Exercise instructions:
Count each line below that has "content" anywhere in it. Answer with the total alone.

════

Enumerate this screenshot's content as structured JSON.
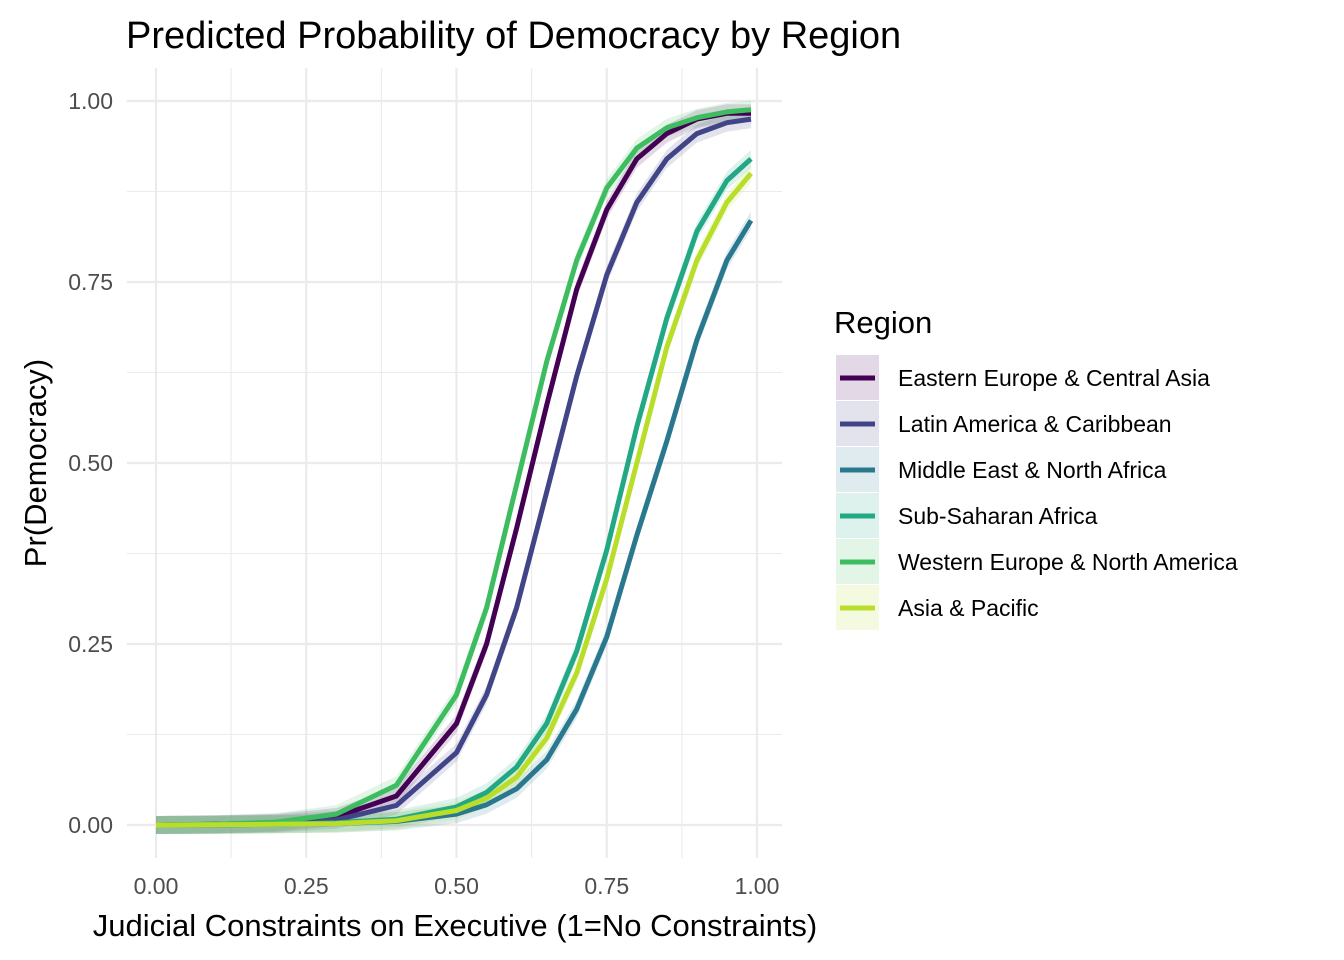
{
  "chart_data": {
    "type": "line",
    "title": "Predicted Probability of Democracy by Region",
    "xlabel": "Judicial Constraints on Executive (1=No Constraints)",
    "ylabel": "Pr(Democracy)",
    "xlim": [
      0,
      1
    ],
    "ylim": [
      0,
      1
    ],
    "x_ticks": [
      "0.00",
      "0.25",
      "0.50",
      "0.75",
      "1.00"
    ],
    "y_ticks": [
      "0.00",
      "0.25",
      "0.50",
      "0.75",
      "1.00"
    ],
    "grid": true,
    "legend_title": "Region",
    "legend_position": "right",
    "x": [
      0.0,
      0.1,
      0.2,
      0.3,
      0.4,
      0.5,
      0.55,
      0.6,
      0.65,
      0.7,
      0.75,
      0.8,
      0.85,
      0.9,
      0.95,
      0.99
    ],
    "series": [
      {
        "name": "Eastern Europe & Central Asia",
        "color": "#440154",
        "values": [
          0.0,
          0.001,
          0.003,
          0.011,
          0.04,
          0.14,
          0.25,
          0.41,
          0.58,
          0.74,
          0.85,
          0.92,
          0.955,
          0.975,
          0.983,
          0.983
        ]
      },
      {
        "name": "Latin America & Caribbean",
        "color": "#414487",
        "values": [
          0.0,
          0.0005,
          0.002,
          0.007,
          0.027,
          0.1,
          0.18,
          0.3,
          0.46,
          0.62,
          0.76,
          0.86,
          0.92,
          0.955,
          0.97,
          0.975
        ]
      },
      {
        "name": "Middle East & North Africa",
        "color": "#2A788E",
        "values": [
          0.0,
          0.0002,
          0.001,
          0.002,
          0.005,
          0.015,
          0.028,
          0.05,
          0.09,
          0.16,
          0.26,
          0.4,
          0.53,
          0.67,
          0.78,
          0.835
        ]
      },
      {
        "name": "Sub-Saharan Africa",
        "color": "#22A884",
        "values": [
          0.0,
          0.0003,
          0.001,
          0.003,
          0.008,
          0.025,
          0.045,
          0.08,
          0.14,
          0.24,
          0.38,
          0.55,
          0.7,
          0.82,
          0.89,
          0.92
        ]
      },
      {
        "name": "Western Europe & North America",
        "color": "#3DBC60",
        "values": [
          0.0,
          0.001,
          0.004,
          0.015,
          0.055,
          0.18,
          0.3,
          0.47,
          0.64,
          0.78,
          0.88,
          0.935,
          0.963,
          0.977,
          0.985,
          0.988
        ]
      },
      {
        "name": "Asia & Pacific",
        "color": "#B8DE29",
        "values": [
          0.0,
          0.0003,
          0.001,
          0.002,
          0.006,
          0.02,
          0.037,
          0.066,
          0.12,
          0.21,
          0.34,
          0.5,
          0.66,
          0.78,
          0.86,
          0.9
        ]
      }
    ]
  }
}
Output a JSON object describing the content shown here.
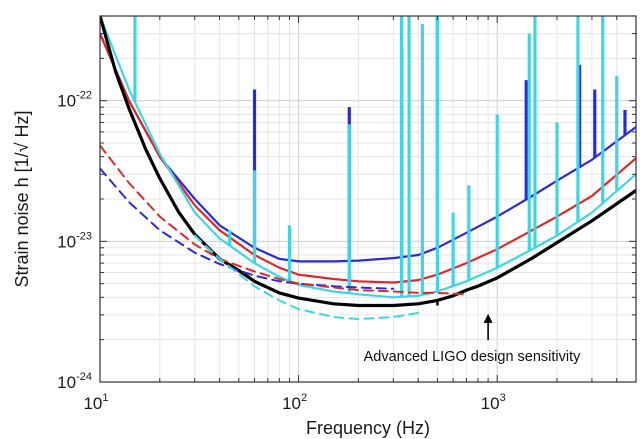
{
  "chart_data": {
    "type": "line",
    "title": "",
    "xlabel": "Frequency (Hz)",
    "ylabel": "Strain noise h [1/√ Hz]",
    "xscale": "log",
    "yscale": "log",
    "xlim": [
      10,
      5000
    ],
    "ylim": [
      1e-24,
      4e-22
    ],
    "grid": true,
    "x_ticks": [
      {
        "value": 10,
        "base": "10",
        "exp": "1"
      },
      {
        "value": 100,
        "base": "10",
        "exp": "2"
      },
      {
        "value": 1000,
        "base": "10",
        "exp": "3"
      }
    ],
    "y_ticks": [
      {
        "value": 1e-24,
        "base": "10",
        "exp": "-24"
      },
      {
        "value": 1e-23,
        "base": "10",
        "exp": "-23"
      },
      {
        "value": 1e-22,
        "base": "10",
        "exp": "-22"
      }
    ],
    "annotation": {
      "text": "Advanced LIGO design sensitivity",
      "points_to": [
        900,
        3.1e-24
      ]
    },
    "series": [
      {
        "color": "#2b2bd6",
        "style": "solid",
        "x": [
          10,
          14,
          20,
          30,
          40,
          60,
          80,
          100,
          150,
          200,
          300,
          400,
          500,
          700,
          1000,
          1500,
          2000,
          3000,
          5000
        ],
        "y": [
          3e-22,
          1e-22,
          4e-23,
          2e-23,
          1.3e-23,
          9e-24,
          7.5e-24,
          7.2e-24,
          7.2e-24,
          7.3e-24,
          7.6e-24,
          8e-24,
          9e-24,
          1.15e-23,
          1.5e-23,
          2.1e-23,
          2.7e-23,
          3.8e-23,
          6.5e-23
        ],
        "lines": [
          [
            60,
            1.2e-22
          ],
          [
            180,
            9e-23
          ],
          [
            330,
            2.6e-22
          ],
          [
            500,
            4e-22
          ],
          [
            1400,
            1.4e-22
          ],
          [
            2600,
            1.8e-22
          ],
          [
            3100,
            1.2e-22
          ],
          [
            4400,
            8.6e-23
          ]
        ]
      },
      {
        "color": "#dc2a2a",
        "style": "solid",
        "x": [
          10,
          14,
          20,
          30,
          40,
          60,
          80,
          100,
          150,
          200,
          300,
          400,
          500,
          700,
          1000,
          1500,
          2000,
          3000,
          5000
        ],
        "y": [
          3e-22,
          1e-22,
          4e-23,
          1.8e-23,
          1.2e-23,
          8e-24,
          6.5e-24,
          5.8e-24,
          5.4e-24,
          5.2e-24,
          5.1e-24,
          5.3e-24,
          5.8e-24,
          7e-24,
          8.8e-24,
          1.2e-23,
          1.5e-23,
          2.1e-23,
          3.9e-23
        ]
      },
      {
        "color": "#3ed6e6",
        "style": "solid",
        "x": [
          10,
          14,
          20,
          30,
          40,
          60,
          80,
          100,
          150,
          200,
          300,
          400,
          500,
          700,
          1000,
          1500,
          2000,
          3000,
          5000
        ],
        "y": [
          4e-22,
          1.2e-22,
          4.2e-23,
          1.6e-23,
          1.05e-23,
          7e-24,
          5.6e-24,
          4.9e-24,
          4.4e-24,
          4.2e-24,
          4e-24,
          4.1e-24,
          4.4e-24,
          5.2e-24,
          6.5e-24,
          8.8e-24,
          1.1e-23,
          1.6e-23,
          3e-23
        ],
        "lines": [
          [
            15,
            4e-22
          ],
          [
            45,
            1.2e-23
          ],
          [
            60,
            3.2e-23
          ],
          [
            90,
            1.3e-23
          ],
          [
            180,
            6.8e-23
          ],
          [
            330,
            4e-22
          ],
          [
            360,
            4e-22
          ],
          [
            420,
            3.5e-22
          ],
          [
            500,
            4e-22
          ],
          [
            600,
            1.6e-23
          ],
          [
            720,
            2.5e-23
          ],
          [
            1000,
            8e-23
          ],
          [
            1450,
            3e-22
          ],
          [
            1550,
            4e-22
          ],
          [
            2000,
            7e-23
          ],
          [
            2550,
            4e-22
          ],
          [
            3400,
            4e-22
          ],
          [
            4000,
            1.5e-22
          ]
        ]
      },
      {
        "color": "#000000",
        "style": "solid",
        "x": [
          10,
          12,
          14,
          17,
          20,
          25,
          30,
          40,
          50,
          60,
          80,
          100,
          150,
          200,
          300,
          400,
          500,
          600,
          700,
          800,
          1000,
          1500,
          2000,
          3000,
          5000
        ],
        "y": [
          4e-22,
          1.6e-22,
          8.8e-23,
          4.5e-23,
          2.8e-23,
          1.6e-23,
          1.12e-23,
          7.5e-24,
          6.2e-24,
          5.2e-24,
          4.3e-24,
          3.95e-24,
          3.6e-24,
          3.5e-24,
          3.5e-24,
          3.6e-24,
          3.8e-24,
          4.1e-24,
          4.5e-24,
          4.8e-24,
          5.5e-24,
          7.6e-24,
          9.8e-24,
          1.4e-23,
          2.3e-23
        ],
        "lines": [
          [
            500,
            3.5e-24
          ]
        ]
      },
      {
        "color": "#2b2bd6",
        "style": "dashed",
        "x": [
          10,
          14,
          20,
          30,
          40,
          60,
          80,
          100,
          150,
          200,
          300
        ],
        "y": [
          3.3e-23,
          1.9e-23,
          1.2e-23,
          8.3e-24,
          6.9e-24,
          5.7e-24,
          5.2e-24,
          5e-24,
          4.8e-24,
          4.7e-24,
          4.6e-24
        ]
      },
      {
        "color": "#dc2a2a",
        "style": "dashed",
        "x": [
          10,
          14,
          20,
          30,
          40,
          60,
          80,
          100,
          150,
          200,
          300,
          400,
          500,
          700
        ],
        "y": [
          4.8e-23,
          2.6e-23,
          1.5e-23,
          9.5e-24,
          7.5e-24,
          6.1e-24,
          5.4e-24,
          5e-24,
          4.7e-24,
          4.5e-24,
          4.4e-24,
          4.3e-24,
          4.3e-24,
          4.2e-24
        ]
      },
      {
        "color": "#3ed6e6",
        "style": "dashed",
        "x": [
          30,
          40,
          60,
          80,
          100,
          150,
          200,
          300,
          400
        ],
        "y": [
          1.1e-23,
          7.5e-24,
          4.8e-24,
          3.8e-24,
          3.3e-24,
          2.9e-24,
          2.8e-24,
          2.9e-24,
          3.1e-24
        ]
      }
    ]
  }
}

════

The solution:
2